* **What you have to do**
Pictures do not belong in the copy; restate the records below word for word.

Collected data
--- Begin ---
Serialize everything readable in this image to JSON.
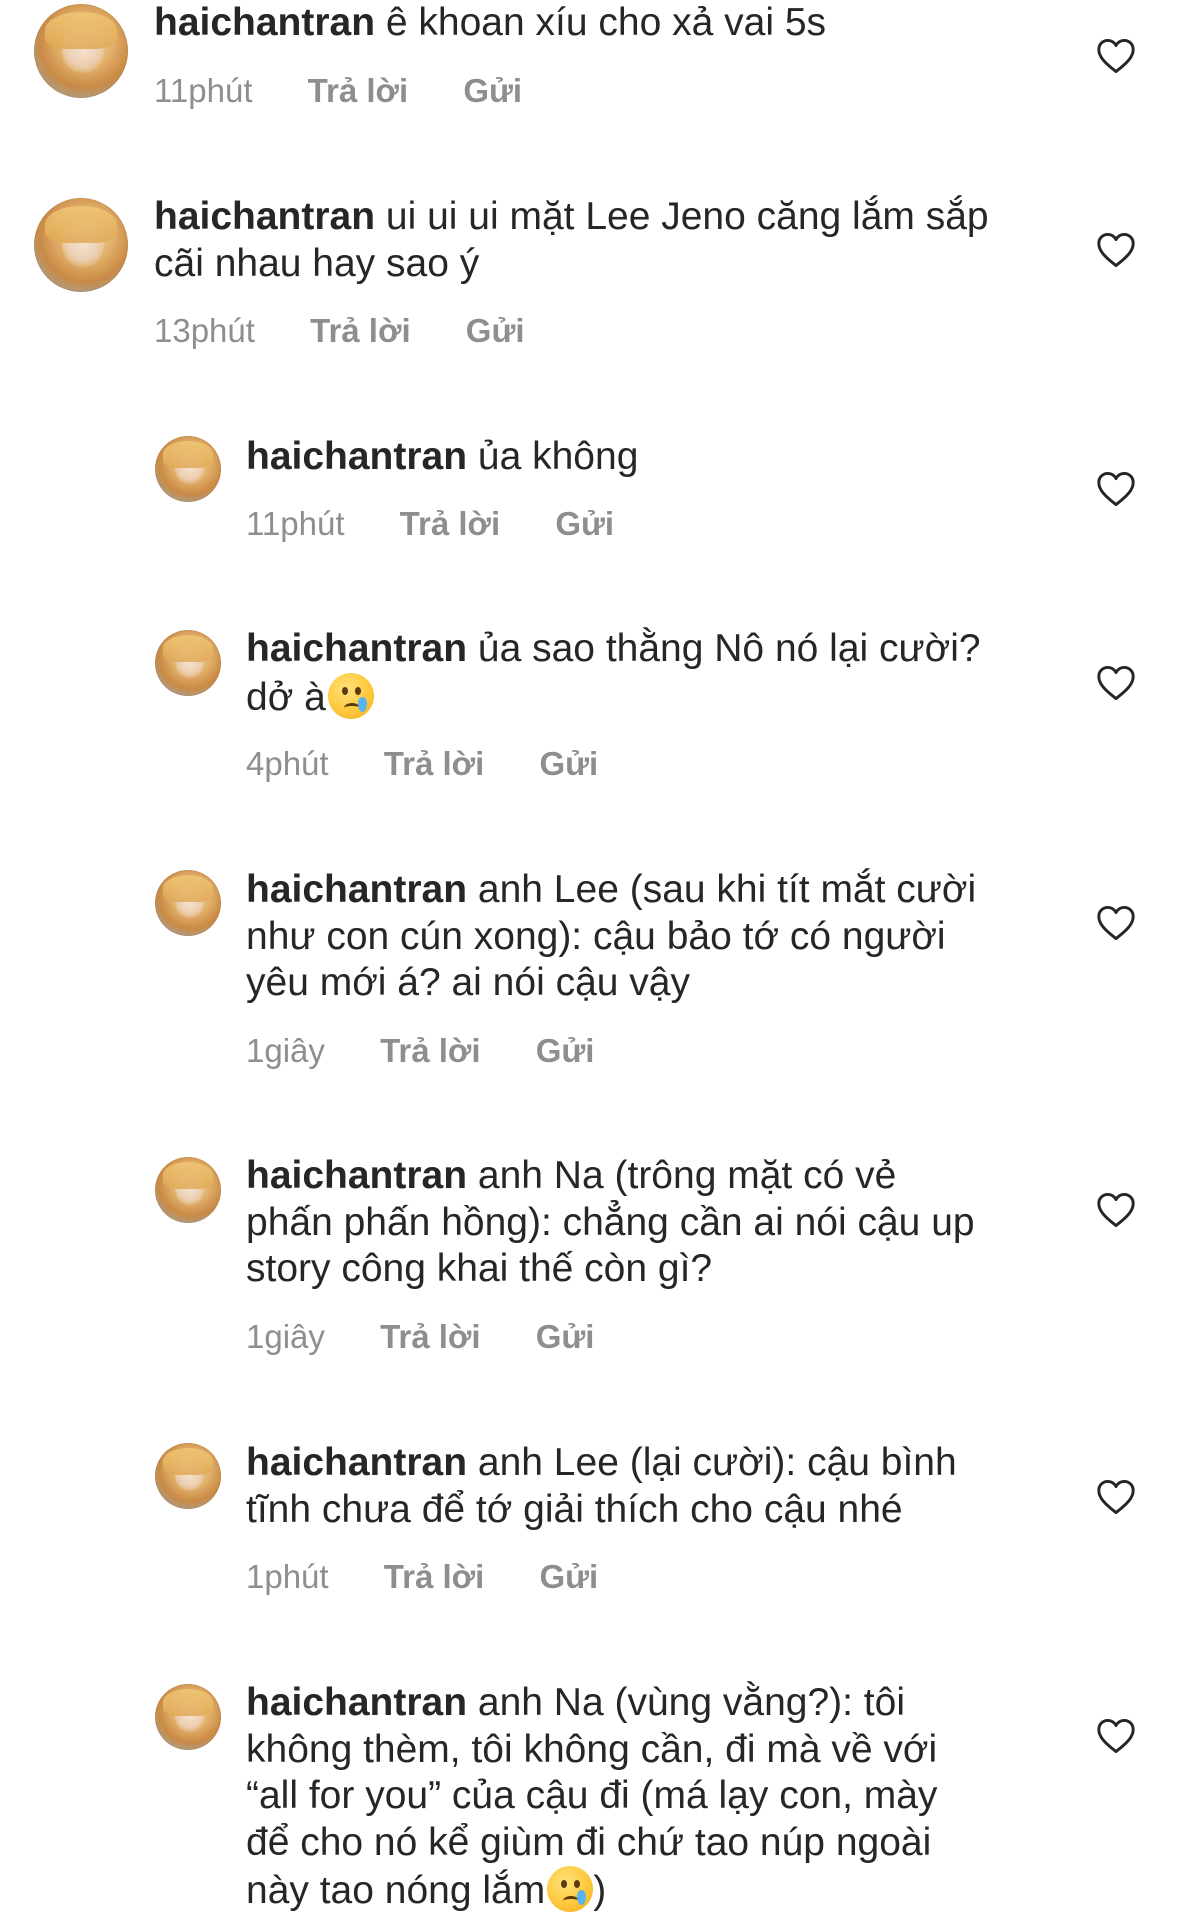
{
  "comments": [
    {
      "username": "haichantran",
      "text": "ê khoan xíu cho xả vai 5s",
      "time": "11phút",
      "reply_label": "Trả lời",
      "send_label": "Gửi"
    },
    {
      "username": "haichantran",
      "text_lines": [
        "ui ui ui mặt Lee Jeno căng lắm sắp",
        "cãi nhau hay sao ý"
      ],
      "time": "13phút",
      "reply_label": "Trả lời",
      "send_label": "Gửi"
    }
  ],
  "replies": [
    {
      "username": "haichantran",
      "text": "ủa không",
      "time": "11phút",
      "reply_label": "Trả lời",
      "send_label": "Gửi"
    },
    {
      "username": "haichantran",
      "text_lines": [
        "ủa sao thằng Nô nó lại cười?",
        "dở à"
      ],
      "emoji": "sad-tear-emoji",
      "time": "4phút",
      "reply_label": "Trả lời",
      "send_label": "Gửi"
    },
    {
      "username": "haichantran",
      "text_lines": [
        "anh Lee (sau khi tít mắt cười",
        "như con cún xong): cậu bảo tớ có người",
        "yêu mới á? ai nói cậu vậy"
      ],
      "time": "1giây",
      "reply_label": "Trả lời",
      "send_label": "Gửi"
    },
    {
      "username": "haichantran",
      "text_lines": [
        "anh Na (trông mặt có vẻ",
        "phấn phấn hồng): chẳng cần ai nói cậu up",
        "story công khai thế còn gì?"
      ],
      "time": "1giây",
      "reply_label": "Trả lời",
      "send_label": "Gửi"
    },
    {
      "username": "haichantran",
      "text_lines": [
        "anh Lee (lại cười): cậu bình",
        "tĩnh chưa để tớ giải thích cho cậu nhé"
      ],
      "time": "1phút",
      "reply_label": "Trả lời",
      "send_label": "Gửi"
    },
    {
      "username": "haichantran",
      "text_lines": [
        "anh Na (vùng vằng?): tôi",
        "không thèm, tôi không cần, đi mà   về với",
        "“all for you” của cậu đi (má lạy con, mày",
        "để cho nó kể giùm đi chứ tao núp ngoài",
        "này tao nóng lắm"
      ],
      "text_tail": ")",
      "emoji": "sad-tear-emoji",
      "time": "",
      "reply_label": "",
      "send_label": ""
    }
  ],
  "icons": {
    "like": "heart-outline-icon"
  },
  "colors": {
    "text": "#262626",
    "meta": "#8e8e8e",
    "background": "#ffffff"
  }
}
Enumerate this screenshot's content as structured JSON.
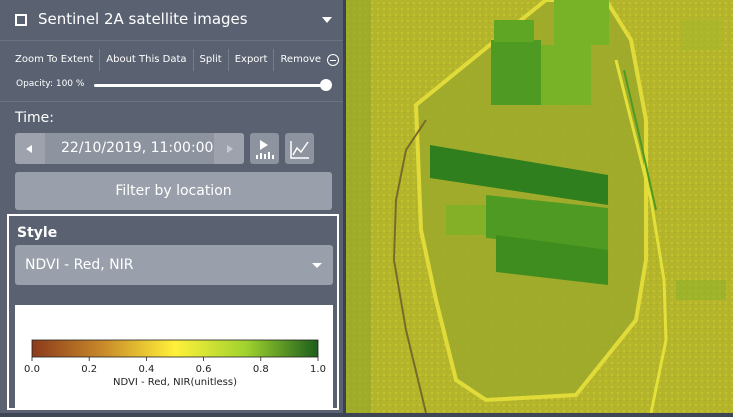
{
  "layer": {
    "title": "Sentinel 2A satellite images",
    "actions": [
      "Zoom To Extent",
      "About This Data",
      "Split",
      "Export",
      "Remove"
    ],
    "opacity_label": "Opacity: 100 %",
    "opacity_value": 100
  },
  "time": {
    "label": "Time:",
    "value": "22/10/2019, 11:00:00"
  },
  "filter_button": "Filter by location",
  "style": {
    "label": "Style",
    "selected": "NDVI - Red, NIR"
  },
  "legend": {
    "ticks": [
      "0.0",
      "0.2",
      "0.4",
      "0.6",
      "0.8",
      "1.0"
    ],
    "title": "NDVI - Red, NIR(unitless)",
    "colors": [
      "#8b3a1a",
      "#c98a2a",
      "#fff13a",
      "#9fd22e",
      "#1b5e1b"
    ]
  },
  "map": {
    "colors": {
      "background": "#b4b52a",
      "field_dark": "#2f7f1e",
      "field_mid": "#4f9a22",
      "field_light": "#78b226",
      "edge": "#e3e03a",
      "road": "#7a6a2a"
    }
  }
}
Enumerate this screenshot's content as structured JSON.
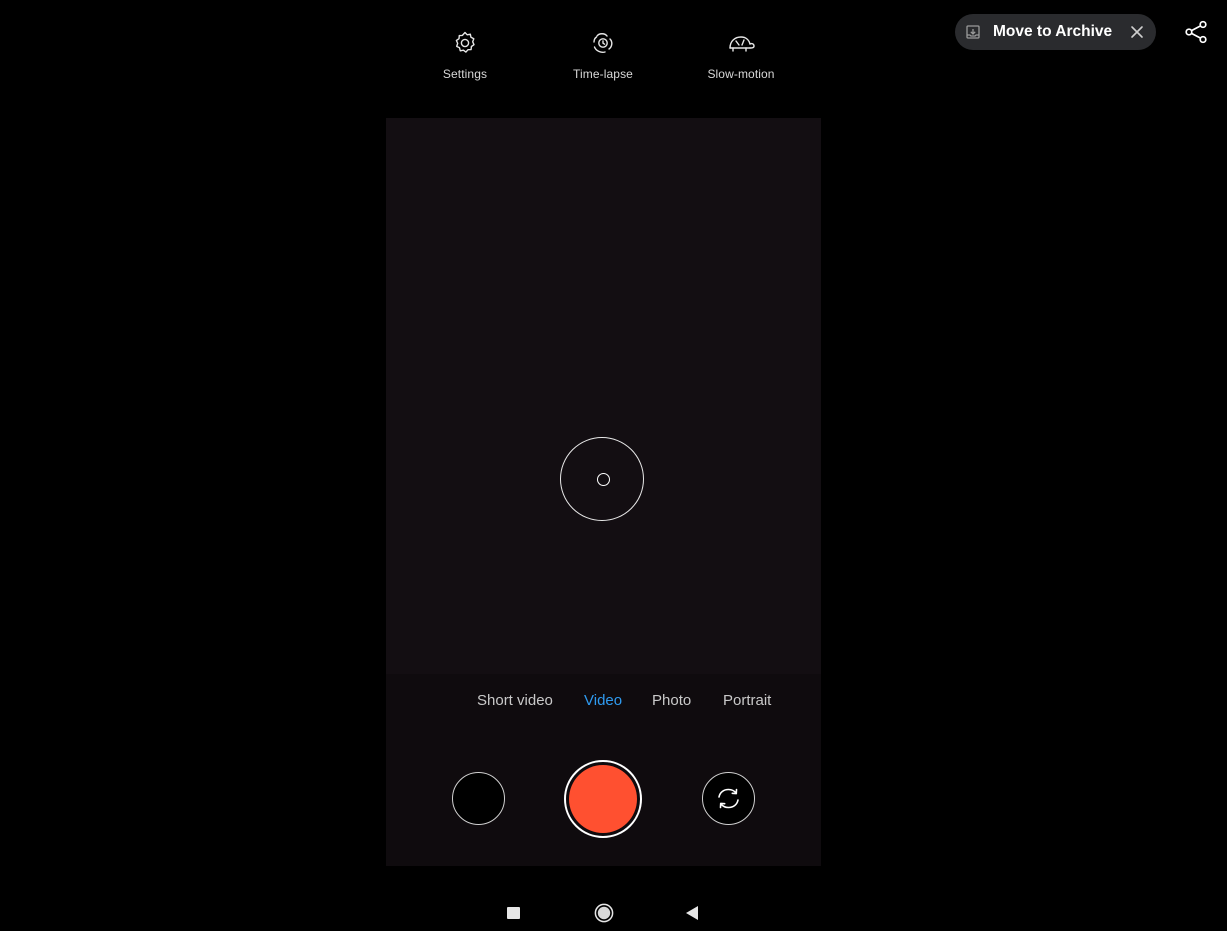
{
  "top_bar": {
    "options": [
      {
        "id": "settings",
        "label": "Settings",
        "icon": "gear-icon"
      },
      {
        "id": "timelapse",
        "label": "Time-lapse",
        "icon": "timelapse-icon"
      },
      {
        "id": "slowmotion",
        "label": "Slow-motion",
        "icon": "turtle-icon"
      }
    ]
  },
  "overlay": {
    "archive_label": "Move to Archive",
    "archive_icon": "archive-icon",
    "close_icon": "close-icon",
    "share_icon": "share-icon"
  },
  "modes": {
    "items": [
      "Short video",
      "Video",
      "Photo",
      "Portrait"
    ],
    "active": "Video",
    "active_color": "#2f9bf0"
  },
  "controls": {
    "record_color": "#ff5030",
    "gallery_icon": "gallery-thumbnail",
    "switch_icon": "switch-camera-icon"
  },
  "nav": {
    "recent_icon": "recents-icon",
    "home_icon": "home-icon",
    "back_icon": "back-icon"
  }
}
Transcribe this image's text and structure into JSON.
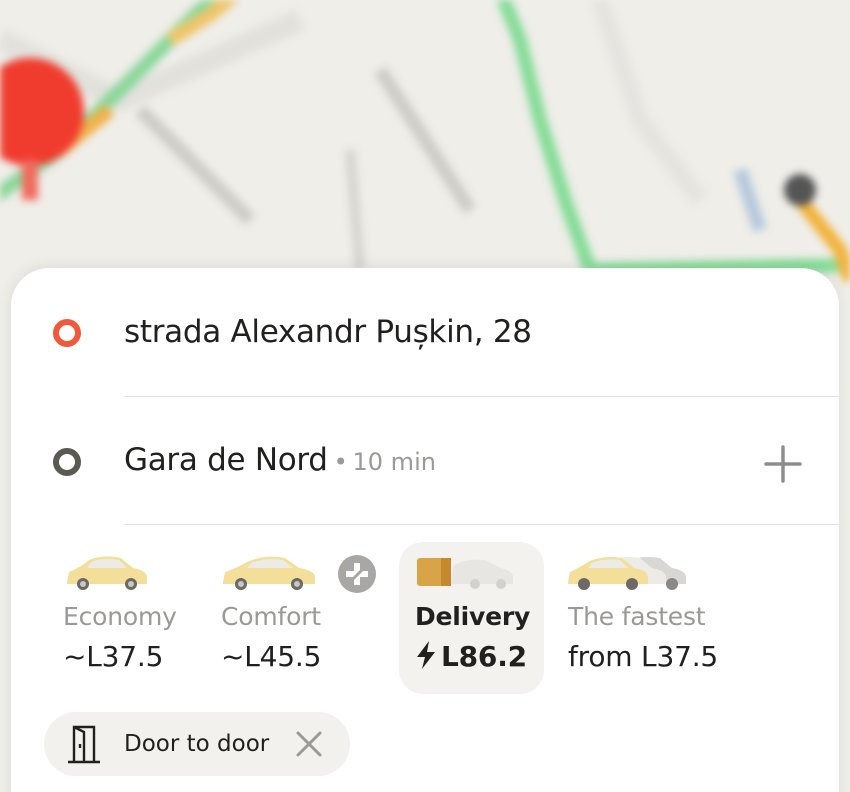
{
  "route": {
    "from": {
      "address": "strada Alexandr Pușkin, 28"
    },
    "to": {
      "address": "Gara de Nord",
      "eta": "10 min",
      "separator": "•"
    }
  },
  "tariffs": [
    {
      "name": "Economy",
      "price": "~L37.5",
      "selected": false
    },
    {
      "name": "Comfort",
      "price": "~L45.5",
      "selected": false,
      "badge": "plus-icon"
    },
    {
      "name": "Delivery",
      "price": "L86.2",
      "selected": true,
      "price_icon": "lightning-icon"
    },
    {
      "name": "The fastest",
      "price": "from L37.5",
      "selected": false
    }
  ],
  "options": [
    {
      "label": "Door to door",
      "icon": "door-icon",
      "removable": true
    }
  ],
  "colors": {
    "origin_marker": "#f0593b",
    "destination_marker": "#5b5a52",
    "map_road_traffic_free": "#7bd88f",
    "map_road_traffic_busy": "#f2b33d",
    "map_pin": "#f03c2e"
  }
}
--- End ---
* **Expected answer**
Serialize everything readable in this image to JSON.
{
  "comments": [
    {
      "username": "haichantran",
      "text": "ê khoan xíu cho xả vai 5s",
      "time": "11phút",
      "reply_label": "Trả lời",
      "send_label": "Gửi"
    },
    {
      "username": "haichantran",
      "text_lines": [
        "ui ui ui mặt Lee Jeno căng lắm sắp",
        "cãi nhau hay sao ý"
      ],
      "time": "13phút",
      "reply_label": "Trả lời",
      "send_label": "Gửi"
    }
  ],
  "replies": [
    {
      "username": "haichantran",
      "text": "ủa không",
      "time": "11phút",
      "reply_label": "Trả lời",
      "send_label": "Gửi"
    },
    {
      "username": "haichantran",
      "text_lines": [
        "ủa sao thằng Nô nó lại cười?",
        "dở à"
      ],
      "emoji": "sad-tear-emoji",
      "time": "4phút",
      "reply_label": "Trả lời",
      "send_label": "Gửi"
    },
    {
      "username": "haichantran",
      "text_lines": [
        "anh Lee (sau khi tít mắt cười",
        "như con cún xong): cậu bảo tớ có người",
        "yêu mới á? ai nói cậu vậy"
      ],
      "time": "1giây",
      "reply_label": "Trả lời",
      "send_label": "Gửi"
    },
    {
      "username": "haichantran",
      "text_lines": [
        "anh Na (trông mặt có vẻ",
        "phấn phấn hồng): chẳng cần ai nói cậu up",
        "story công khai thế còn gì?"
      ],
      "time": "1giây",
      "reply_label": "Trả lời",
      "send_label": "Gửi"
    },
    {
      "username": "haichantran",
      "text_lines": [
        "anh Lee (lại cười): cậu bình",
        "tĩnh chưa để tớ giải thích cho cậu nhé"
      ],
      "time": "1phút",
      "reply_label": "Trả lời",
      "send_label": "Gửi"
    },
    {
      "username": "haichantran",
      "text_lines": [
        "anh Na (vùng vằng?): tôi",
        "không thèm, tôi không cần, đi mà   về với",
        "“all for you” của cậu đi (má lạy con, mày",
        "để cho nó kể giùm đi chứ tao núp ngoài",
        "này tao nóng lắm"
      ],
      "text_tail": ")",
      "emoji": "sad-tear-emoji",
      "time": "",
      "reply_label": "",
      "send_label": ""
    }
  ],
  "icons": {
    "like": "heart-outline-icon"
  },
  "colors": {
    "text": "#262626",
    "meta": "#8e8e8e",
    "background": "#ffffff"
  }
}
Enumerate this screenshot's content as structured JSON.
{
  "layer": {
    "title": "Sentinel 2A satellite images",
    "actions": [
      "Zoom To Extent",
      "About This Data",
      "Split",
      "Export",
      "Remove"
    ],
    "opacity_label": "Opacity: 100 %",
    "opacity_value": 100
  },
  "time": {
    "label": "Time:",
    "value": "22/10/2019, 11:00:00"
  },
  "filter_button": "Filter by location",
  "style": {
    "label": "Style",
    "selected": "NDVI - Red, NIR"
  },
  "legend": {
    "ticks": [
      "0.0",
      "0.2",
      "0.4",
      "0.6",
      "0.8",
      "1.0"
    ],
    "title": "NDVI - Red, NIR(unitless)",
    "colors": [
      "#8b3a1a",
      "#c98a2a",
      "#fff13a",
      "#9fd22e",
      "#1b5e1b"
    ]
  },
  "map": {
    "colors": {
      "background": "#b4b52a",
      "field_dark": "#2f7f1e",
      "field_mid": "#4f9a22",
      "field_light": "#78b226",
      "edge": "#e3e03a",
      "road": "#7a6a2a"
    }
  }
}
Enumerate this screenshot's content as structured JSON.
{
  "top_bar": {
    "options": [
      {
        "id": "settings",
        "label": "Settings",
        "icon": "gear-icon"
      },
      {
        "id": "timelapse",
        "label": "Time-lapse",
        "icon": "timelapse-icon"
      },
      {
        "id": "slowmotion",
        "label": "Slow-motion",
        "icon": "turtle-icon"
      }
    ]
  },
  "overlay": {
    "archive_label": "Move to Archive",
    "archive_icon": "archive-icon",
    "close_icon": "close-icon",
    "share_icon": "share-icon"
  },
  "modes": {
    "items": [
      "Short video",
      "Video",
      "Photo",
      "Portrait"
    ],
    "active": "Video",
    "active_color": "#2f9bf0"
  },
  "controls": {
    "record_color": "#ff5030",
    "gallery_icon": "gallery-thumbnail",
    "switch_icon": "switch-camera-icon"
  },
  "nav": {
    "recent_icon": "recents-icon",
    "home_icon": "home-icon",
    "back_icon": "back-icon"
  }
}
Transcribe this image's text and structure into JSON.
{
  "route": {
    "from": {
      "address": "strada Alexandr Pușkin, 28"
    },
    "to": {
      "address": "Gara de Nord",
      "eta": "10 min",
      "separator": "•"
    }
  },
  "tariffs": [
    {
      "name": "Economy",
      "price": "~L37.5",
      "selected": false
    },
    {
      "name": "Comfort",
      "price": "~L45.5",
      "selected": false,
      "badge": "plus-icon"
    },
    {
      "name": "Delivery",
      "price": "L86.2",
      "selected": true,
      "price_icon": "lightning-icon"
    },
    {
      "name": "The fastest",
      "price": "from L37.5",
      "selected": false
    }
  ],
  "options": [
    {
      "label": "Door to door",
      "icon": "door-icon",
      "removable": true
    }
  ],
  "colors": {
    "origin_marker": "#f0593b",
    "destination_marker": "#5b5a52",
    "map_road_traffic_free": "#7bd88f",
    "map_road_traffic_busy": "#f2b33d",
    "map_pin": "#f03c2e"
  }
}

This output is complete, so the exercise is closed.